┌─ Source data
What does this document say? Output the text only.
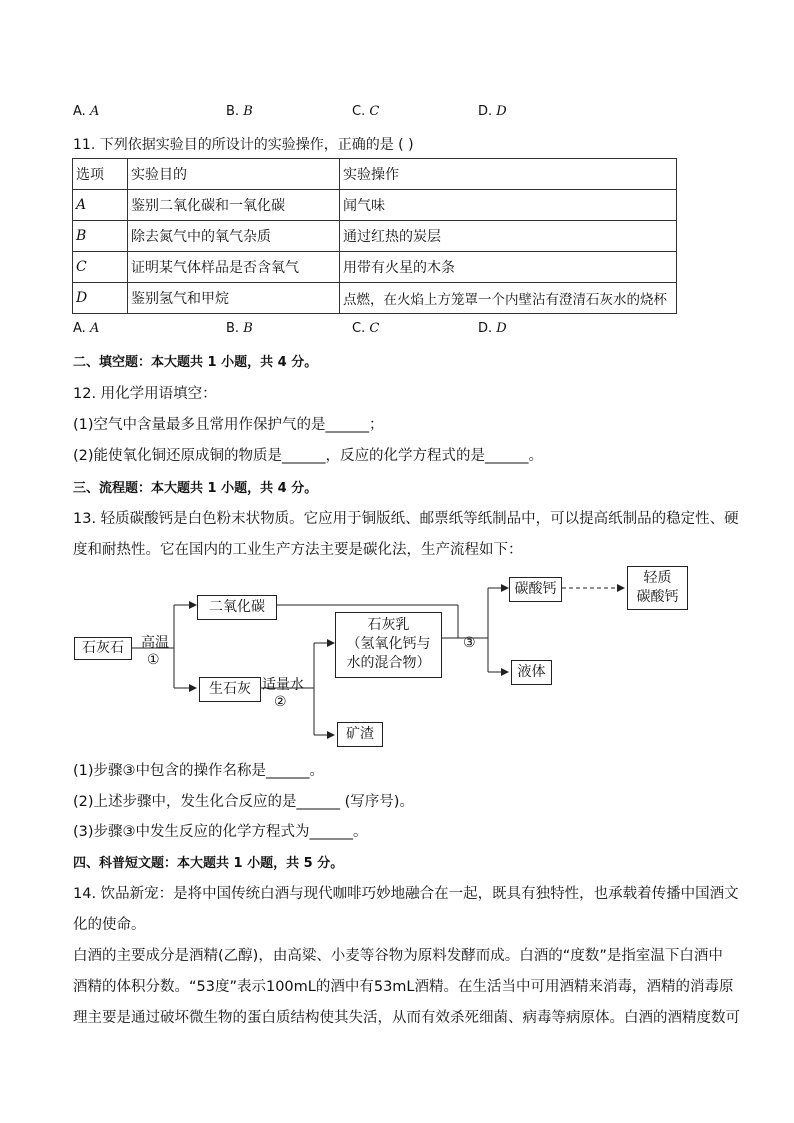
A. A	B. B	C. C	D. D
11. 下列依据实验目的所设计的实验操作，正确的是 ( )
选项	实验目的	实验操作
A	鉴别二氧化碳和一氧化碳	闻气味
B	除去氮气中的氧气杂质	通过红热的炭层
C	证明某气体样品是否含氧气	用带有火星的木条
D	鉴别氢气和甲烷	点燃，在火焰上方笼罩一个内壁沾有澄清石灰水的烧杯
A. A	B. B	C. C	D. D
二、填空题：本大题共 1 小题，共 4 分。
12. 用化学用语填空：
(1)空气中含量最多且常用作保护气的是______；
(2)能使氧化铜还原成铜的物质是______，反应的化学方程式的是______。
三、流程题：本大题共 1 小题，共 4 分。
13. 轻质碳酸钙是白色粉末状物质。它应用于铜版纸、邮票纸等纸制品中，可以提高纸制品的稳定性、硬
度和耐热性。它在国内的工业生产方法主要是碳化法，生产流程如下：
石灰石	高温
①
二氧化碳
生石灰 适量水
②
石灰乳
（氢氧化钙与
水的混合物）
矿渣
③
碳酸钙
液体
轻质
碳酸钙
(1)步骤③中包含的操作名称是______。
(2)上述步骤中，发生化合反应的是______ (写序号)。
(3)步骤③中发生反应的化学方程式为______。
四、科普短文题：本大题共 1 小题，共 5 分。
14. 饮品新宠：是将中国传统白酒与现代咖啡巧妙地融合在一起，既具有独特性，也承载着传播中国酒文
化的使命。
白酒的主要成分是酒精(乙醇)，由高粱、小麦等谷物为原料发酵而成。白酒的“度数”是指室温下白酒中
酒精的体积分数。“53度”表示100mL的酒中有53mL酒精。在生活当中可用酒精来消毒，酒精的消毒原
理主要是通过破坏微生物的蛋白质结构使其失活，从而有效杀死细菌、病毒等病原体。白酒的酒精度数可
└─
• What the task asks
Repeat each entry exactly as it appears; skip any picture.

• Answer to the task
What does this document say? Output the text only.
A. A	B. B	C. C	D. D
11. 下列依据实验目的所设计的实验操作，正确的是 ( )
选项	实验目的	实验操作
A	鉴别二氧化碳和一氧化碳	闻气味
B	除去氮气中的氧气杂质	通过红热的炭层
C	证明某气体样品是否含氧气	用带有火星的木条
D	鉴别氢气和甲烷	点燃，在火焰上方笼罩一个内壁沾有澄清石灰水的烧杯
A. A	B. B	C. C	D. D
二、填空题：本大题共 1 小题，共 4 分。
12. 用化学用语填空：
(1)空气中含量最多且常用作保护气的是______；
(2)能使氧化铜还原成铜的物质是______，反应的化学方程式的是______。
三、流程题：本大题共 1 小题，共 4 分。
13. 轻质碳酸钙是白色粉末状物质。它应用于铜版纸、邮票纸等纸制品中，可以提高纸制品的稳定性、硬
度和耐热性。它在国内的工业生产方法主要是碳化法，生产流程如下：
石灰石	高温
①
二氧化碳
生石灰 适量水
②
石灰乳
（氢氧化钙与
水的混合物）
矿渣
③
碳酸钙
液体
轻质
碳酸钙
(1)步骤③中包含的操作名称是______。
(2)上述步骤中，发生化合反应的是______ (写序号)。
(3)步骤③中发生反应的化学方程式为______。
四、科普短文题：本大题共 1 小题，共 5 分。
14. 饮品新宠：是将中国传统白酒与现代咖啡巧妙地融合在一起，既具有独特性，也承载着传播中国酒文
化的使命。
白酒的主要成分是酒精(乙醇)，由高粱、小麦等谷物为原料发酵而成。白酒的“度数”是指室温下白酒中
酒精的体积分数。“53度”表示100mL的酒中有53mL酒精。在生活当中可用酒精来消毒，酒精的消毒原
理主要是通过破坏微生物的蛋白质结构使其失活，从而有效杀死细菌、病毒等病原体。白酒的酒精度数可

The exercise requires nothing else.